• **Brano selezionato**:
===============

Da parte delle imprese l’attenzione all’università non manca di certo, soprattutto in questi ultimi anni, se non altro, come dicevamo, per cercare talenti. Unox, forse tra le aziende più attente nella ricerca di giovani universitari, dichiara di cercare in numero crescente i laureati più aperti e dinamici, non importa di quale disciplina. In questo senso ha aperto collaborazioni con l’Università di Padova, come hanno fatto molte imprese che sono state associate a UniSmart, la società di trasferimento tecnologico dell’ateneo. Ma la ricerca di un contatto è portata avanti da molte altre imprese, come per esempio la Comelit, che ha aperto collaborazioni con l’Università di Bergamo, ospitando stage e finanziando delle borse di studio per far fare esperienze all’estero a ragazzi della Val Seriana.
In generale, tuttavia, appare chiaro che, per le imprese, l’università è vista come un passaggio necessario ma non esaustivo del processo di formazione. «Ci vuole almeno un anno di formazione interna, prima che uno di questi ragazzi sia effettivamente pronto a operare a pieno regime», ci raccontano questi imprenditori.

===============

• **Dati mostrati**:

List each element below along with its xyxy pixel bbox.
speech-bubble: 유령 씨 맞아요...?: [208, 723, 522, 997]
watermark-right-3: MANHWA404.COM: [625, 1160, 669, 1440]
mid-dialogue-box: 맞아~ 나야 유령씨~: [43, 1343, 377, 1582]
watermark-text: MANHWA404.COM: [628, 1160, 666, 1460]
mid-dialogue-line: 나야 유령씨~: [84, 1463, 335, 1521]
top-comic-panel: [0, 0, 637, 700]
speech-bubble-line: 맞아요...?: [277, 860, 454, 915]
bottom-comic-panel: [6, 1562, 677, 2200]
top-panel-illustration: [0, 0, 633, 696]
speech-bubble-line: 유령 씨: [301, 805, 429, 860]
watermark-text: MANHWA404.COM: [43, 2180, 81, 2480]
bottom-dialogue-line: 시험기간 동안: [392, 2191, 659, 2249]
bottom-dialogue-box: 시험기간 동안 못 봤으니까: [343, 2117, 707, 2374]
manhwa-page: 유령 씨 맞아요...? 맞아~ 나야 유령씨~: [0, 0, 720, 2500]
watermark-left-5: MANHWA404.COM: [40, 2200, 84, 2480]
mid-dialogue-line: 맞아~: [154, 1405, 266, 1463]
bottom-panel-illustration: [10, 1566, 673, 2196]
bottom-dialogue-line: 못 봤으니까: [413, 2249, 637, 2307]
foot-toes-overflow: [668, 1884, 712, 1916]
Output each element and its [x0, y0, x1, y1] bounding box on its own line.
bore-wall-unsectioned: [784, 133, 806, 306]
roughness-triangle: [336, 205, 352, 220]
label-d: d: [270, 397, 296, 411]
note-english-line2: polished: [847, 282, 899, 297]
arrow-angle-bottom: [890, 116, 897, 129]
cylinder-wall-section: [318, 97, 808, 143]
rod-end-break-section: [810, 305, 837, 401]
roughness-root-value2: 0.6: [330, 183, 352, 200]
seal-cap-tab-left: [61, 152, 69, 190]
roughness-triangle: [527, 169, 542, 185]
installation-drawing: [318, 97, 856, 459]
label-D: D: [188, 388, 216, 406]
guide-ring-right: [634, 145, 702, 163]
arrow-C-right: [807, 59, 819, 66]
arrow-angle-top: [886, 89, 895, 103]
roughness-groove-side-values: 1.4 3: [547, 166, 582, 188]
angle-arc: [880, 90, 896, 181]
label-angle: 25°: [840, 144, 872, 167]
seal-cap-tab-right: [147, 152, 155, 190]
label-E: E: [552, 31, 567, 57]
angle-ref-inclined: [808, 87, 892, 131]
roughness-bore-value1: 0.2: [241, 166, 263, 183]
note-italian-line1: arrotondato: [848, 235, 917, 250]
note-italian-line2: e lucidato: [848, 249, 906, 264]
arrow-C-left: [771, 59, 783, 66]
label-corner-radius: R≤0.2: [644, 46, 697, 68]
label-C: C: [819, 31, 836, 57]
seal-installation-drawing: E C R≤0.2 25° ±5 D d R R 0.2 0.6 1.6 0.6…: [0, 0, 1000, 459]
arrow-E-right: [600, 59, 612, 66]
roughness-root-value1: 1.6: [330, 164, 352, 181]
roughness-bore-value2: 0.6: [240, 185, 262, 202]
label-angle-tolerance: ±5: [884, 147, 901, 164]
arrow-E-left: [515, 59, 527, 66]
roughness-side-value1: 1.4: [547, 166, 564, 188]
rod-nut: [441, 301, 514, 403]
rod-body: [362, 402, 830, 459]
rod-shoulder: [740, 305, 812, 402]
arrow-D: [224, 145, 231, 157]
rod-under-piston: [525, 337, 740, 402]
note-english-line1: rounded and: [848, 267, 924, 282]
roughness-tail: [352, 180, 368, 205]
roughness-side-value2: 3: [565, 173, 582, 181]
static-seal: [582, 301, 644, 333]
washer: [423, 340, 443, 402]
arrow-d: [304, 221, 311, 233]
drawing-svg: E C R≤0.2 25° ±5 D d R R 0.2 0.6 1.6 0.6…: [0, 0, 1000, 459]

===============

• **Esercizio assegnato**: Cita parola per parola il brano su imprese e università tra "Da parte delle" e "della Val Seriana.", estremi compresi.

• **Risultato esercizio**:
Da parte delle imprese l’attenzione all’università non manca di certo, soprattutto in questi ultimi anni, se non altro, come dicevamo, per cercare talenti. Unox, forse tra le aziende più attente nella ricerca di giovani universitari, dichiara di cercare in numero crescente i laureati più aperti e dinamici, non importa di quale disciplina. In questo senso ha aperto collaborazioni con l’Università di Padova, come hanno fatto molte imprese che sono state associate a UniSmart, la società di trasferimento tecnologico dell’ateneo. Ma la ricerca di un contatto è portata avanti da molte altre imprese, come per esempio la Comelit, che ha aperto collaborazioni con l’Università di Bergamo, ospitando stage e finanziando delle borse di studio per far fare esperienze all’estero a ragazzi della Val Seriana.